(Problem details) Type out all the records word for word. Any pictures are to be left out.

(Entries taken from a collection)
┄┄┄┄┄┄┄┄┄┄

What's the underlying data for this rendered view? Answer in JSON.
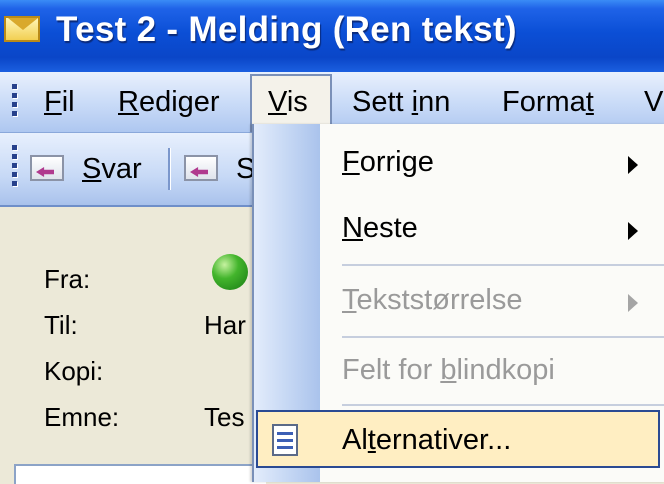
{
  "window": {
    "title": "Test 2 - Melding (Ren tekst)",
    "icon": "envelope-icon"
  },
  "menubar": {
    "items": [
      {
        "mn": "F",
        "rest": "il"
      },
      {
        "mn": "R",
        "rest": "ediger"
      },
      {
        "mn": "V",
        "rest": "is"
      },
      {
        "pre": "Sett ",
        "mn": "i",
        "rest": "nn"
      },
      {
        "pre": "Forma",
        "mn": "t",
        "rest": ""
      },
      {
        "label": "V"
      }
    ]
  },
  "toolbar": {
    "reply": {
      "mn": "S",
      "rest": "var",
      "icon": "reply-envelope-icon"
    },
    "reply_all": {
      "label": "S",
      "icon": "reply-all-envelope-icon"
    }
  },
  "header": {
    "fields": [
      {
        "label": "Fra:",
        "value": ""
      },
      {
        "label": "Til:",
        "value": "Har"
      },
      {
        "label": "Kopi:",
        "value": ""
      },
      {
        "label": "Emne:",
        "value": "Tes"
      }
    ],
    "status_icon": "presence-online-icon"
  },
  "dropdown": {
    "items": [
      {
        "mn": "F",
        "rest": "orrige",
        "submenu": true,
        "enabled": true
      },
      {
        "mn": "N",
        "rest": "este",
        "submenu": true,
        "enabled": true
      },
      {
        "mn": "T",
        "rest": "ekststørrelse",
        "submenu": true,
        "enabled": false
      },
      {
        "pre": "Felt for ",
        "mn": "b",
        "rest": "lindkopi",
        "submenu": false,
        "enabled": false
      },
      {
        "pre": "Al",
        "mn": "t",
        "rest": "ernativer...",
        "submenu": false,
        "enabled": true,
        "highlighted": true,
        "icon": "options-icon"
      }
    ]
  },
  "colors": {
    "title_bar": "#0b4fd6",
    "highlight": "#ffeec2",
    "highlight_border": "#2a4a93",
    "disabled_text": "#9a9a9a"
  }
}
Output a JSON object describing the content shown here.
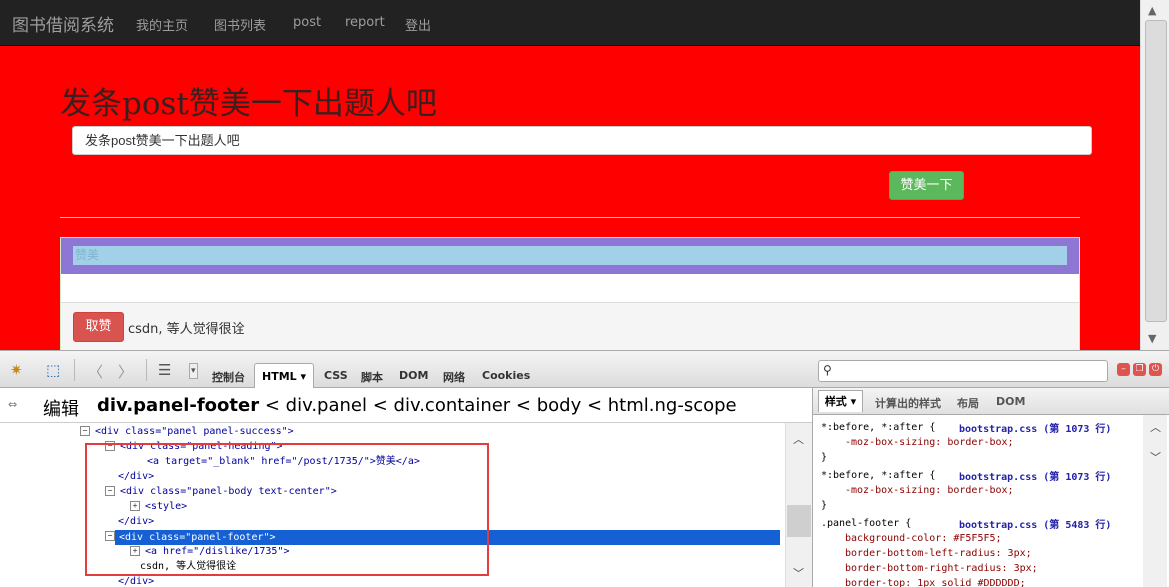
{
  "navbar": {
    "brand": "图书借阅系统",
    "links": [
      "我的主页",
      "图书列表",
      "post",
      "report",
      "登出"
    ]
  },
  "page": {
    "title": "发条post赞美一下出题人吧",
    "input_value": "发条post赞美一下出题人吧",
    "praise_button": "赞美一下",
    "panel": {
      "heading_link": "赞美",
      "dislike_button": "取赞",
      "footer_text": "csdn, 等人觉得很诠"
    }
  },
  "firebug": {
    "tabs": [
      "控制台",
      "HTML",
      "CSS",
      "脚本",
      "DOM",
      "网络",
      "Cookies"
    ],
    "active_tab": "HTML",
    "search_placeholder": "",
    "breadcrumb": {
      "edit_label": "编辑",
      "current": "div.panel-footer",
      "ancestors": "< div.panel < div.container < body < html.ng-scope"
    },
    "html_lines": {
      "l0": "<div class=\"panel panel-success\">",
      "l1": "<div class=\"panel-heading\">",
      "l2": "<a target=\"_blank\" href=\"/post/1735/\">赞美</a>",
      "l3": "</div>",
      "l4": "<div class=\"panel-body text-center\">",
      "l5": "<style>",
      "l6": "</div>",
      "l7": "<div class=\"panel-footer\">",
      "l8": "<a href=\"/dislike/1735\">",
      "l9": "csdn, 等人觉得很诠",
      "l10": "</div>"
    },
    "side_tabs": [
      "样式",
      "计算出的样式",
      "布局",
      "DOM"
    ],
    "css_rules": [
      {
        "selector": "*:before, *:after {",
        "source": "bootstrap.css (第 1073 行)",
        "decls": [
          "-moz-box-sizing: border-box;"
        ]
      },
      {
        "selector": "*:before, *:after {",
        "source": "bootstrap.css (第 1073 行)",
        "decls": [
          "-moz-box-sizing: border-box;"
        ]
      },
      {
        "selector": ".panel-footer {",
        "source": "bootstrap.css (第 5483 行)",
        "decls": [
          "background-color: #F5F5F5;",
          "border-bottom-left-radius: 3px;",
          "border-bottom-right-radius: 3px;",
          "border-top: 1px solid #DDDDDD;"
        ]
      }
    ],
    "close_brace": "}"
  },
  "colors": {
    "page_bg": "#fe0000",
    "navbar_bg": "#222222",
    "success_btn": "#5cb85c",
    "danger_btn": "#d9534f",
    "selection": "#1560d4",
    "annotation_box": "#e43c3c"
  }
}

┄┄┄┄┄┄┄┄┄┄

(Output)
What's the underlying data for this rendered view? Answer in JSON.
{
  "window": {
    "title": "Test 2 - Melding (Ren tekst)",
    "icon": "envelope-icon"
  },
  "menubar": {
    "items": [
      {
        "mn": "F",
        "rest": "il"
      },
      {
        "mn": "R",
        "rest": "ediger"
      },
      {
        "mn": "V",
        "rest": "is"
      },
      {
        "pre": "Sett ",
        "mn": "i",
        "rest": "nn"
      },
      {
        "pre": "Forma",
        "mn": "t",
        "rest": ""
      },
      {
        "label": "V"
      }
    ]
  },
  "toolbar": {
    "reply": {
      "mn": "S",
      "rest": "var",
      "icon": "reply-envelope-icon"
    },
    "reply_all": {
      "label": "S",
      "icon": "reply-all-envelope-icon"
    }
  },
  "header": {
    "fields": [
      {
        "label": "Fra:",
        "value": ""
      },
      {
        "label": "Til:",
        "value": "Har"
      },
      {
        "label": "Kopi:",
        "value": ""
      },
      {
        "label": "Emne:",
        "value": "Tes"
      }
    ],
    "status_icon": "presence-online-icon"
  },
  "dropdown": {
    "items": [
      {
        "mn": "F",
        "rest": "orrige",
        "submenu": true,
        "enabled": true
      },
      {
        "mn": "N",
        "rest": "este",
        "submenu": true,
        "enabled": true
      },
      {
        "mn": "T",
        "rest": "ekststørrelse",
        "submenu": true,
        "enabled": false
      },
      {
        "pre": "Felt for ",
        "mn": "b",
        "rest": "lindkopi",
        "submenu": false,
        "enabled": false
      },
      {
        "pre": "Al",
        "mn": "t",
        "rest": "ernativer...",
        "submenu": false,
        "enabled": true,
        "highlighted": true,
        "icon": "options-icon"
      }
    ]
  },
  "colors": {
    "title_bar": "#0b4fd6",
    "highlight": "#ffeec2",
    "highlight_border": "#2a4a93",
    "disabled_text": "#9a9a9a"
  }
}
Output a JSON object describing the content shown here.
{
  "navbar": {
    "brand": "图书借阅系统",
    "links": [
      "我的主页",
      "图书列表",
      "post",
      "report",
      "登出"
    ]
  },
  "page": {
    "title": "发条post赞美一下出题人吧",
    "input_value": "发条post赞美一下出题人吧",
    "praise_button": "赞美一下",
    "panel": {
      "heading_link": "赞美",
      "dislike_button": "取赞",
      "footer_text": "csdn, 等人觉得很诠"
    }
  },
  "firebug": {
    "tabs": [
      "控制台",
      "HTML",
      "CSS",
      "脚本",
      "DOM",
      "网络",
      "Cookies"
    ],
    "active_tab": "HTML",
    "search_placeholder": "",
    "breadcrumb": {
      "edit_label": "编辑",
      "current": "div.panel-footer",
      "ancestors": "< div.panel < div.container < body < html.ng-scope"
    },
    "html_lines": {
      "l0": "<div class=\"panel panel-success\">",
      "l1": "<div class=\"panel-heading\">",
      "l2": "<a target=\"_blank\" href=\"/post/1735/\">赞美</a>",
      "l3": "</div>",
      "l4": "<div class=\"panel-body text-center\">",
      "l5": "<style>",
      "l6": "</div>",
      "l7": "<div class=\"panel-footer\">",
      "l8": "<a href=\"/dislike/1735\">",
      "l9": "csdn, 等人觉得很诠",
      "l10": "</div>"
    },
    "side_tabs": [
      "样式",
      "计算出的样式",
      "布局",
      "DOM"
    ],
    "css_rules": [
      {
        "selector": "*:before, *:after {",
        "source": "bootstrap.css (第 1073 行)",
        "decls": [
          "-moz-box-sizing: border-box;"
        ]
      },
      {
        "selector": "*:before, *:after {",
        "source": "bootstrap.css (第 1073 行)",
        "decls": [
          "-moz-box-sizing: border-box;"
        ]
      },
      {
        "selector": ".panel-footer {",
        "source": "bootstrap.css (第 5483 行)",
        "decls": [
          "background-color: #F5F5F5;",
          "border-bottom-left-radius: 3px;",
          "border-bottom-right-radius: 3px;",
          "border-top: 1px solid #DDDDDD;"
        ]
      }
    ],
    "close_brace": "}"
  },
  "colors": {
    "page_bg": "#fe0000",
    "navbar_bg": "#222222",
    "success_btn": "#5cb85c",
    "danger_btn": "#d9534f",
    "selection": "#1560d4",
    "annotation_box": "#e43c3c"
  }
}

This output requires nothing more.